DATASET RECORDS:
☆ ☆ ☆
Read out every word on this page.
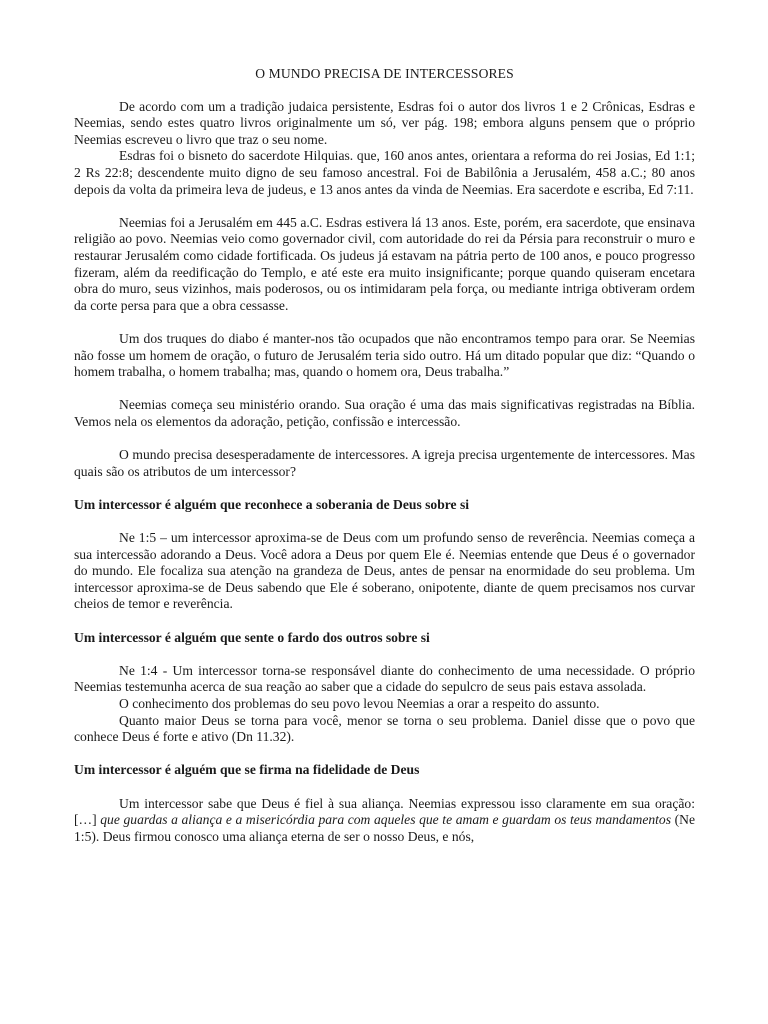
O MUNDO PRECISA DE INTERCESSORES

De acordo com um a tradição judaica persistente, Esdras foi o autor dos livros 1 e 2 Crônicas, Esdras e Neemias, sendo estes quatro livros originalmente um só, ver pág. 198; embora alguns pensem que o próprio Neemias escreveu o livro que traz o seu nome.

Esdras foi o bisneto do sacerdote Hilquias. que, 160 anos antes, orientara a reforma do rei Josias, Ed 1:1; 2 Rs 22:8; descendente muito digno de seu famoso ancestral. Foi de Babilônia a Jerusalém, 458 a.C.; 80 anos depois da volta da primeira leva de judeus, e 13 anos antes da vinda de Neemias. Era sacerdote e escriba, Ed 7:11.

Neemias foi a Jerusalém em 445 a.C. Esdras estivera lá 13 anos. Este, porém, era sacerdote, que ensinava religião ao povo. Neemias veio como governador civil, com autoridade do rei da Pérsia para reconstruir o muro e restaurar Jerusalém como cidade fortificada. Os judeus já estavam na pátria perto de 100 anos, e pouco progresso fizeram, além da reedificação do Templo, e até este era muito insignificante; porque quando quiseram encetara obra do muro, seus vizinhos, mais poderosos, ou os intimidaram pela força, ou mediante intriga obtiveram ordem da corte persa para que a obra cessasse.

Um dos truques do diabo é manter-nos tão ocupados que não encontramos tempo para orar. Se Neemias não fosse um homem de oração, o futuro de Jerusalém teria sido outro. Há um ditado popular que diz: “Quando o homem trabalha, o homem trabalha; mas, quando o homem ora, Deus trabalha.”

Neemias começa seu ministério orando. Sua oração é uma das mais significativas registradas na Bíblia. Vemos nela os elementos da adoração, petição, confissão e intercessão.

O mundo precisa desesperadamente de intercessores. A igreja precisa urgentemente de intercessores. Mas quais são os atributos de um intercessor?

Um intercessor é alguém que reconhece a soberania de Deus sobre si

Ne 1:5 – um intercessor aproxima-se de Deus com um profundo senso de reverência. Neemias começa a sua intercessão adorando a Deus. Você adora a Deus por quem Ele é. Neemias entende que Deus é o governador do mundo. Ele focaliza sua atenção na grandeza de Deus, antes de pensar na enormidade do seu problema. Um intercessor aproxima-se de Deus sabendo que Ele é soberano, onipotente, diante de quem precisamos nos curvar cheios de temor e reverência.

Um intercessor é alguém que sente o fardo dos outros sobre si

Ne 1:4 - Um intercessor torna-se responsável diante do conhecimento de uma necessidade. O próprio Neemias testemunha acerca de sua reação ao saber que a cidade do sepulcro de seus pais estava assolada.

O conhecimento dos problemas do seu povo levou Neemias a orar a respeito do assunto.

Quanto maior Deus se torna para você, menor se torna o seu problema. Daniel disse que o povo que conhece Deus é forte e ativo (Dn 11.32).

Um intercessor é alguém que se firma na fidelidade de Deus

Um intercessor sabe que Deus é fiel à sua aliança. Neemias expressou isso claramente em sua oração: […] que guardas a aliança e a misericórdia para com aqueles que te amam e guardam os teus mandamentos (Ne 1:5). Deus firmou conosco uma aliança eterna de ser o nosso Deus, e nós,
☆ ☆ ☆
TASK DIRECTIONS: Track down the lines that include the word "alguém" and copy them.

OUTPUT BELOW:
Um intercessor é alguém que reconhece a soberania de Deus sobre si
Um intercessor é alguém que sente o fardo dos outros sobre si
Um intercessor é alguém que se firma na fidelidade de Deus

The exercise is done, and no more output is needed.